_Aim of the task_.
Go through the entries below and pick out every line with "heading".

-- Start Exercise materials --

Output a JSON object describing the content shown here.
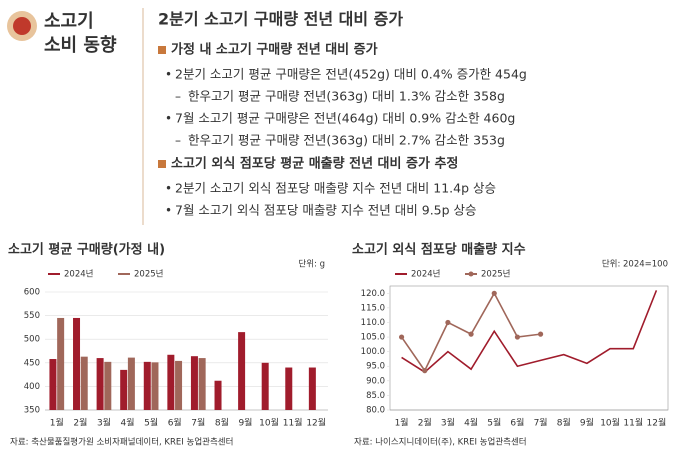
{
  "header": {
    "title_lines": [
      "소고기",
      "소비 동향"
    ]
  },
  "headline": "2분기 소고기 구매량 전년 대비 증가",
  "sections": [
    {
      "heading": "가정 내 소고기 구매량 전년 대비 증가",
      "items": [
        {
          "text": "2분기 소고기 평균 구매량은 전년(452g) 대비 0.4% 증가한 454g",
          "sub": [
            "한우고기 평균 구매량 전년(363g) 대비 1.3% 감소한 358g"
          ]
        },
        {
          "text": "7월 소고기 평균 구매량은 전년(464g) 대비 0.9% 감소한 460g",
          "sub": [
            "한우고기 평균 구매량 전년(363g) 대비 2.7% 감소한 353g"
          ]
        }
      ]
    },
    {
      "heading": "소고기 외식 점포당 평균 매출량 전년 대비 증가 추정",
      "items": [
        {
          "text": "2분기 소고기 외식 점포당 매출량 지수 전년 대비 11.4p 상승",
          "sub": []
        },
        {
          "text": "7월 소고기 외식 점포당 매출량 지수 전년 대비 9.5p 상승",
          "sub": []
        }
      ]
    }
  ],
  "chart_data": [
    {
      "type": "bar",
      "title": "소고기 평균 구매량(가정 내)",
      "unit": "단위: g",
      "source": "자료: 축산물품질평가원 소비자패널데이터, KREI 농업관측센터",
      "categories": [
        "1월",
        "2월",
        "3월",
        "4월",
        "5월",
        "6월",
        "7월",
        "8월",
        "9월",
        "10월",
        "11월",
        "12월"
      ],
      "series": [
        {
          "name": "2024년",
          "color": "#a01c2c",
          "values": [
            458,
            545,
            460,
            435,
            452,
            467,
            464,
            412,
            515,
            450,
            440,
            440
          ]
        },
        {
          "name": "2025년",
          "color": "#a0675a",
          "values": [
            545,
            463,
            452,
            461,
            451,
            454,
            460,
            null,
            null,
            null,
            null,
            null
          ]
        }
      ],
      "ylim": [
        350,
        600
      ],
      "yticks": [
        350,
        400,
        450,
        500,
        550,
        600
      ],
      "grid": true
    },
    {
      "type": "line",
      "title": "소고기 외식 점포당 매출량 지수",
      "unit": "단위: 2024=100",
      "source": "자료: 나이스지니데이터(주), KREI 농업관측센터",
      "categories": [
        "1월",
        "2월",
        "3월",
        "4월",
        "5월",
        "6월",
        "7월",
        "8월",
        "9월",
        "10월",
        "11월",
        "12월"
      ],
      "series": [
        {
          "name": "2024년",
          "color": "#a01c2c",
          "values": [
            98,
            93,
            100,
            94,
            107,
            95,
            97,
            99,
            96,
            101,
            101,
            121
          ]
        },
        {
          "name": "2025년",
          "color": "#a0675a",
          "values": [
            105,
            93.5,
            110,
            106,
            120,
            105,
            106,
            null,
            null,
            null,
            null,
            null
          ]
        }
      ],
      "ylim": [
        80,
        122.5
      ],
      "yticks": [
        {
          "value": 80,
          "label": "80.0"
        },
        {
          "value": 85,
          "label": "85.0"
        },
        {
          "value": 90,
          "label": "90.0"
        },
        {
          "value": 95,
          "label": "95.0"
        },
        {
          "value": 100,
          "label": "100.0"
        },
        {
          "value": 105,
          "label": "105.0"
        },
        {
          "value": 110,
          "label": "110.0"
        },
        {
          "value": 115,
          "label": "115.0"
        },
        {
          "value": 120,
          "label": "120.0"
        }
      ],
      "grid": false
    }
  ]
}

-- End Exercise materials --

_Finished answer_.
      "heading": "가정 내 소고기 구매량 전년 대비 증가",
      "heading": "소고기 외식 점포당 평균 매출량 전년 대비 증가 추정",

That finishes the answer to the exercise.